[Start]
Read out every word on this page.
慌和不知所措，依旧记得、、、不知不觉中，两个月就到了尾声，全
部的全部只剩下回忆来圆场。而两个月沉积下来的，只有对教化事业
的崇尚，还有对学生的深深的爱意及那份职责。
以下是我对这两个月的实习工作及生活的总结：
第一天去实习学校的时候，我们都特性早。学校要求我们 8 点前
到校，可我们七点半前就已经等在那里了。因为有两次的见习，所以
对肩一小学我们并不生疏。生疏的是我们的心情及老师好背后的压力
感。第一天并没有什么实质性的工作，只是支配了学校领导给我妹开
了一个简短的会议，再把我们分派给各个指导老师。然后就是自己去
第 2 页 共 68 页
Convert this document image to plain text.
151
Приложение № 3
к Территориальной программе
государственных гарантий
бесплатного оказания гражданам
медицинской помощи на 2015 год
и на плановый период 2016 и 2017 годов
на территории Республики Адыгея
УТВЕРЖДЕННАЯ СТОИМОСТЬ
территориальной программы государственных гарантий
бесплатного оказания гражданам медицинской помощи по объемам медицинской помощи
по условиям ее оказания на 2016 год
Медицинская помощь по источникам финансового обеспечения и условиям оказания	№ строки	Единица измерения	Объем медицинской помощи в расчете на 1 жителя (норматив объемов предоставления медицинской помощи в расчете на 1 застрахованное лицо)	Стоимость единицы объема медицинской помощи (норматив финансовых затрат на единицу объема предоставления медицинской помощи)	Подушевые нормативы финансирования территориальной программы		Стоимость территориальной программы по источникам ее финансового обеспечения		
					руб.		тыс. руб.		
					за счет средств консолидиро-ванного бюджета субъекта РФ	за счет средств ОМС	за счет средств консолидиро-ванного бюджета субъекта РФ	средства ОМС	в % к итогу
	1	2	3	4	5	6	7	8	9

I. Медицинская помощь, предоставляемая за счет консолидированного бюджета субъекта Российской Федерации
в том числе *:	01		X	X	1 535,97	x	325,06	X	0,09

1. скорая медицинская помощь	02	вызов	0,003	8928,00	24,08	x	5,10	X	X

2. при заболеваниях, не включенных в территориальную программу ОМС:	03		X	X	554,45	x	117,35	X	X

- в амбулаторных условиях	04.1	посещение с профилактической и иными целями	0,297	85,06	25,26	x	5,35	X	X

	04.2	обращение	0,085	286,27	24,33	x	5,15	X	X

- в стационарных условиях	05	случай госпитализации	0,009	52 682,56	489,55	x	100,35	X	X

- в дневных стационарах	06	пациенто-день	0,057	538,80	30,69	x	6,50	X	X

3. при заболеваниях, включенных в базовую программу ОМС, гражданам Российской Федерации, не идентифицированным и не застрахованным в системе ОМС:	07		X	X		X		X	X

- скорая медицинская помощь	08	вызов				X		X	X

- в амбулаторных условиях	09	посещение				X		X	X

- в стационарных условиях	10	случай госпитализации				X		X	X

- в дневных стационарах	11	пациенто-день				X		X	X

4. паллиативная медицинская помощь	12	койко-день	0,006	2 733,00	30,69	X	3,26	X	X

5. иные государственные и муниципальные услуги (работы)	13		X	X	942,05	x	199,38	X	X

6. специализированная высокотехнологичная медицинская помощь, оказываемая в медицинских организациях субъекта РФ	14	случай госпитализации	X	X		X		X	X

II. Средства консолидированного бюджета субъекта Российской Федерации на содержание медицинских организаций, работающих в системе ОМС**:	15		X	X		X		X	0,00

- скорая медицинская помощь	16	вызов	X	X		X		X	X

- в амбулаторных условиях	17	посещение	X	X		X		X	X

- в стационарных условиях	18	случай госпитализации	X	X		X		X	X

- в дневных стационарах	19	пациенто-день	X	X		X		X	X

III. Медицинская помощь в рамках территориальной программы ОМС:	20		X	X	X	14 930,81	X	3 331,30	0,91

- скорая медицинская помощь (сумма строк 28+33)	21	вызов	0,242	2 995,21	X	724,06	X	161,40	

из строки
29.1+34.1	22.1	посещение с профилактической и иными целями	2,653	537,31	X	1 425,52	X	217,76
[End]
[Start]
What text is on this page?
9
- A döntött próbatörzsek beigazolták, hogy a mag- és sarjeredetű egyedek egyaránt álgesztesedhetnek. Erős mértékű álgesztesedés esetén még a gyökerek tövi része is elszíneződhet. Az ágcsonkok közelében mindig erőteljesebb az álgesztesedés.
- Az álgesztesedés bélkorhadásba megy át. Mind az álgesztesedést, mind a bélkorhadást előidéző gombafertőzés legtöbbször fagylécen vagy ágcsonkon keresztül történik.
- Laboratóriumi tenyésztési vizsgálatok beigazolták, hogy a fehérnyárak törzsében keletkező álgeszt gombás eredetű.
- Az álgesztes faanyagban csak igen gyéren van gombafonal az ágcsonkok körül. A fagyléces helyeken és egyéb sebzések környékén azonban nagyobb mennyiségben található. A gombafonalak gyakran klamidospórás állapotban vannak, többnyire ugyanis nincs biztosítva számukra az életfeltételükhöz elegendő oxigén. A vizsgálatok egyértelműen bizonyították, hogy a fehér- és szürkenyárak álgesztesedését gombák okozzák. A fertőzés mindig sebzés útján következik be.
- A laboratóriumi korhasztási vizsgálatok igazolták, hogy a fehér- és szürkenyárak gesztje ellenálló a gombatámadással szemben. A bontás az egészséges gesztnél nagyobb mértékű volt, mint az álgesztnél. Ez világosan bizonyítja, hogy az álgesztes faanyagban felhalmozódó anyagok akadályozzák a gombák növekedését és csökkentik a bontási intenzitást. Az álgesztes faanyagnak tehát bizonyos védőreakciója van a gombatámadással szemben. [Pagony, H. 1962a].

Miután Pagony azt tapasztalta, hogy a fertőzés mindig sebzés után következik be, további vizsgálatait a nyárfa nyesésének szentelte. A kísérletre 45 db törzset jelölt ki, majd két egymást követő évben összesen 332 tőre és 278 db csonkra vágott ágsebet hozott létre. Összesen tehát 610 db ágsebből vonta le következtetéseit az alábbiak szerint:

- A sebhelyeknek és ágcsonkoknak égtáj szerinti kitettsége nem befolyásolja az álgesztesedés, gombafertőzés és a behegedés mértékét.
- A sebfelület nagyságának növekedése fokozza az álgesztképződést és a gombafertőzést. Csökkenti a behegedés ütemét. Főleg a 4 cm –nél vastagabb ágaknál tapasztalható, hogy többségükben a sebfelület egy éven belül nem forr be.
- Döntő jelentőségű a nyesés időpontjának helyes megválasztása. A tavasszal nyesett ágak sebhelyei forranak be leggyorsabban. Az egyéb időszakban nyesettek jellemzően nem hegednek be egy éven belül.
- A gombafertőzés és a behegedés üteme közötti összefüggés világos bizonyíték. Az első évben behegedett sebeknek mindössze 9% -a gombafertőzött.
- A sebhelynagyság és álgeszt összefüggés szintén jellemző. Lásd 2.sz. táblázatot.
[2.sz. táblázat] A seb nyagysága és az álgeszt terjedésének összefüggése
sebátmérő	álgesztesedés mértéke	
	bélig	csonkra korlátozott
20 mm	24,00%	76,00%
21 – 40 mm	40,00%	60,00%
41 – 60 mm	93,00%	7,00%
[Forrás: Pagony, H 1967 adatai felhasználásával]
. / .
[End]
Look through the material and say how many lines hold "консолидированного". Give the number only.

FINISHED TASK:
2